■ Dataset items ■
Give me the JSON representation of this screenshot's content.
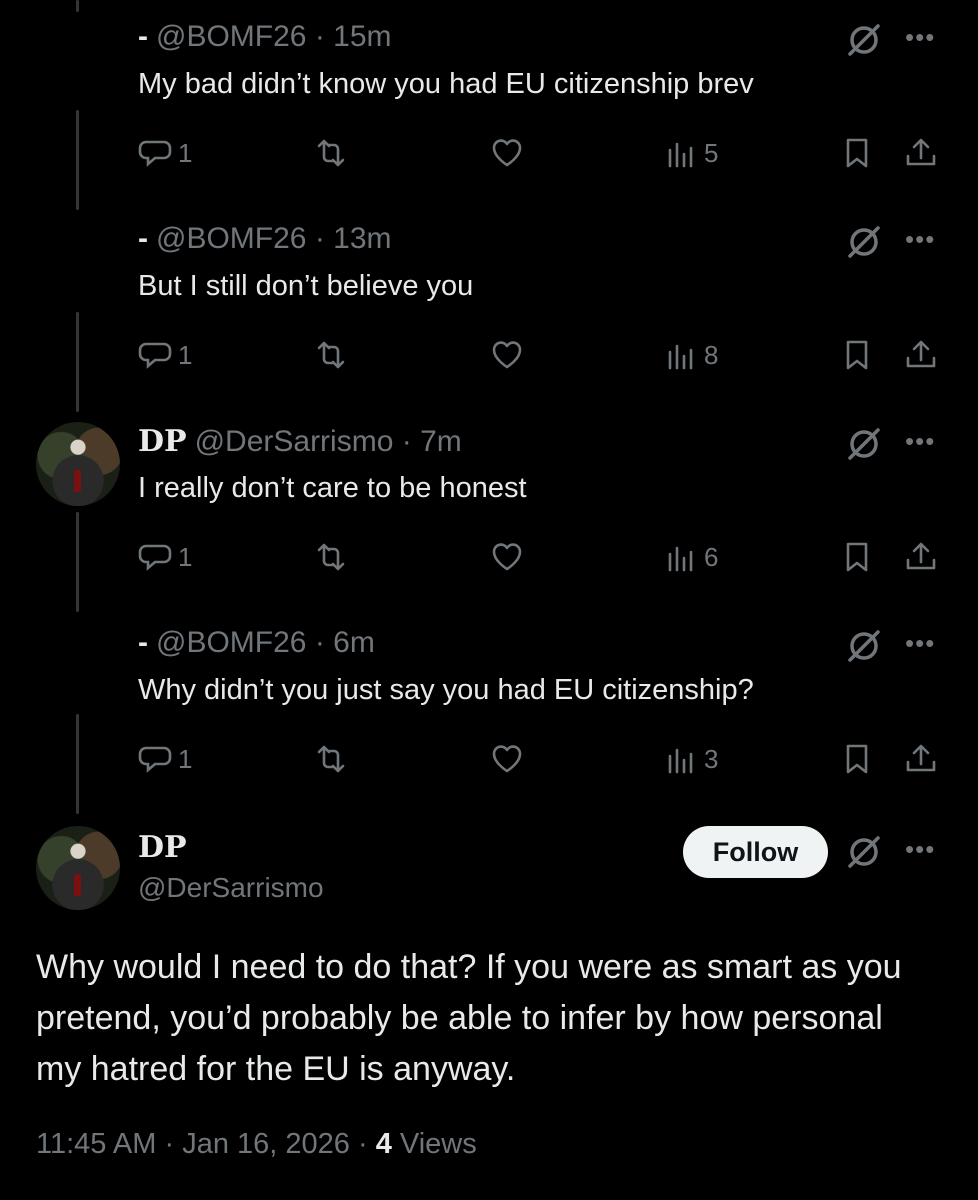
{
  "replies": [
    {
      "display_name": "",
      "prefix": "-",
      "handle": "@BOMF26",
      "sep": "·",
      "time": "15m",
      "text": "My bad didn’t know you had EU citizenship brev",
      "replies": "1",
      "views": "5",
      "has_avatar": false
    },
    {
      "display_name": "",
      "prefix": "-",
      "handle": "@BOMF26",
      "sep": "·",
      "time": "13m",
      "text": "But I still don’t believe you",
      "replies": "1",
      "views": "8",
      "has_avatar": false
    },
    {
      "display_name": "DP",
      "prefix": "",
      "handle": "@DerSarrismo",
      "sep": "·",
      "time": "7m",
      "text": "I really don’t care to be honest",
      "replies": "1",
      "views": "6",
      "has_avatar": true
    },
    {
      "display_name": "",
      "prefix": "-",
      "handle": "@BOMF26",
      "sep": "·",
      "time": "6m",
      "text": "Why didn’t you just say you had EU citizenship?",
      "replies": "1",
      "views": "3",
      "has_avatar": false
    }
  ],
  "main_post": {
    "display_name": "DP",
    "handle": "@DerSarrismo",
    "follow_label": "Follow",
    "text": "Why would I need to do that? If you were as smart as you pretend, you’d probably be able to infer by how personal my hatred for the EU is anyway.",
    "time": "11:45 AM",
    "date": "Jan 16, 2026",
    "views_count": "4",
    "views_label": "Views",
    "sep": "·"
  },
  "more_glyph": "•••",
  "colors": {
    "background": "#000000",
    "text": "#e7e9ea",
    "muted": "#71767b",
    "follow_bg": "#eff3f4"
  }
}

■ What you need to do ■
Transcribe the records above exactly as they appear, leaving out any pictures.

■ Finished answer ■
Give me the JSON representation of this screenshot's content.
{
  "replies": [
    {
      "display_name": "",
      "prefix": "-",
      "handle": "@BOMF26",
      "sep": "·",
      "time": "15m",
      "text": "My bad didn’t know you had EU citizenship brev",
      "replies": "1",
      "views": "5",
      "has_avatar": false
    },
    {
      "display_name": "",
      "prefix": "-",
      "handle": "@BOMF26",
      "sep": "·",
      "time": "13m",
      "text": "But I still don’t believe you",
      "replies": "1",
      "views": "8",
      "has_avatar": false
    },
    {
      "display_name": "DP",
      "prefix": "",
      "handle": "@DerSarrismo",
      "sep": "·",
      "time": "7m",
      "text": "I really don’t care to be honest",
      "replies": "1",
      "views": "6",
      "has_avatar": true
    },
    {
      "display_name": "",
      "prefix": "-",
      "handle": "@BOMF26",
      "sep": "·",
      "time": "6m",
      "text": "Why didn’t you just say you had EU citizenship?",
      "replies": "1",
      "views": "3",
      "has_avatar": false
    }
  ],
  "main_post": {
    "display_name": "DP",
    "handle": "@DerSarrismo",
    "follow_label": "Follow",
    "text": "Why would I need to do that? If you were as smart as you pretend, you’d probably be able to infer by how personal my hatred for the EU is anyway.",
    "time": "11:45 AM",
    "date": "Jan 16, 2026",
    "views_count": "4",
    "views_label": "Views",
    "sep": "·"
  },
  "more_glyph": "•••",
  "colors": {
    "background": "#000000",
    "text": "#e7e9ea",
    "muted": "#71767b",
    "follow_bg": "#eff3f4"
  }
}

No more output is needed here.